THE PROBLEM → From the Corey Smith article below, extract the stretch from "At age 7 he" through "off for him." word for word.

[Opening DOCUMENT SECTION section]

Corey Smith's 'calculated risk'
One of Corey Smith’s earliest memories is being allowed to hold his father’s guitar.
“Dad played in bands and I sang in church when I was a kid, so I’ve been around music all my life,” he said. “I didn’t take it very seriously as a teenager, but because I was exposed to it at an early age, it came more or less naturally.”
At age 7 he won third place in a talent show for his Elvis impersonation, but it wasn’t until he went to college and started playing to earn a little money that music took off for him.
“I played cover tunes and would work in my original songs,” he said. “It’s a challenging way to go about it, but playing cover songs, I felt like people were plunking quarters into me and I didn’t like it.”
After college, he taught high school social studies for four years, married and fathered two children, with the hope of having something like a normal life. But he continued to write and record and the time finally came when he took the “calculated risk.”
“I knew I had to make a certain amount of money,” he said, “and once I realized that I could make more money in one sold-out show than in a month of teaching, it wasn’t such a hard decision.”
Writing songs, he said, is “a lot like therapy.”
“I never thought that making a living at this was an option, so I wrote the songs I wanted to write, about the stuff that keeps me awake at night,” he said. “But I was lucky that people responded to the sincerity, the authenticity, the whatever it is that the artist strives for, to be as open to ourselves as we can be.”

[Closing DOCUMENT SECTION section]
[Opening SUPPLIED RECORDS section]

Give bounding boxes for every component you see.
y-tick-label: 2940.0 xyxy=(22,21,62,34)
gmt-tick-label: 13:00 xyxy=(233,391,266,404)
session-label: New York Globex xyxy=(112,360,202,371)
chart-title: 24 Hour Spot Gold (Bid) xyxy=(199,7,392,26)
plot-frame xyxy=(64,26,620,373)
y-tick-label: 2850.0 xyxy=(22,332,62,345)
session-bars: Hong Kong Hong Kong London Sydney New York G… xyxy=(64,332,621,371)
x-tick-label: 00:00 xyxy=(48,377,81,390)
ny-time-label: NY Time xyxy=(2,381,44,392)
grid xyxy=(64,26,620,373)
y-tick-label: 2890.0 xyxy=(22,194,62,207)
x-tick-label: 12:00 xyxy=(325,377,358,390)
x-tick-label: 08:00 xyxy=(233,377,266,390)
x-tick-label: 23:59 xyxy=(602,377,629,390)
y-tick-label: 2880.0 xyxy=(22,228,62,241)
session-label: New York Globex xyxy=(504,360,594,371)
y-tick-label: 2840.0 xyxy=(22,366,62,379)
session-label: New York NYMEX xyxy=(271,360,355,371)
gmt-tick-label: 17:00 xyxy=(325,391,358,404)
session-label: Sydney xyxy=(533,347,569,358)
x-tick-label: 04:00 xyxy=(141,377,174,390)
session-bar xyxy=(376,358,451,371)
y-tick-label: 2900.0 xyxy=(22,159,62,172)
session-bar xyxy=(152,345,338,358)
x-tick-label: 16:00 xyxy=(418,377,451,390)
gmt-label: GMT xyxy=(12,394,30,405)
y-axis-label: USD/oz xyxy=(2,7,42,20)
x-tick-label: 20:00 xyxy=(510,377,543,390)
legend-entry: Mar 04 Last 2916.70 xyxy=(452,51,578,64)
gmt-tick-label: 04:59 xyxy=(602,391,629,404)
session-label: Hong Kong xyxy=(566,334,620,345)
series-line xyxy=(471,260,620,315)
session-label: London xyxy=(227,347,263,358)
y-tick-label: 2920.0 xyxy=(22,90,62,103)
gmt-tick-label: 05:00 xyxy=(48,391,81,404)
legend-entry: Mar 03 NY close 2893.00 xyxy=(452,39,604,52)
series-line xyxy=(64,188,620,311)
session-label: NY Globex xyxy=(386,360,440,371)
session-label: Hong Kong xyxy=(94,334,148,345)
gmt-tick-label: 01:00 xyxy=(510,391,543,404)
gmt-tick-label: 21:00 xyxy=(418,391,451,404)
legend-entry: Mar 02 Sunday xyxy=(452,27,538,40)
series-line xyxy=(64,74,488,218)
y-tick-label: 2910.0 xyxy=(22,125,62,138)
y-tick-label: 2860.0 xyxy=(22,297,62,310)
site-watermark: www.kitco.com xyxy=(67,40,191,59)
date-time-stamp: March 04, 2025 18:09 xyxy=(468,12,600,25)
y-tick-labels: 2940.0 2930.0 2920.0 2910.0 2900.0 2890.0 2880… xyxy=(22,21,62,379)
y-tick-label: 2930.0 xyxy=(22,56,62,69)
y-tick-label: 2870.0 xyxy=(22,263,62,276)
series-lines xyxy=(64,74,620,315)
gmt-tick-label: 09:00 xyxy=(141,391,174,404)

[Closing SUPPLIED RECORDS section]

SOLUTION BELOW →
At age 7 he won third place in a talent show for his Elvis impersonation, but it wasn’t until he went to college and started playing to earn a little money that music took off for him.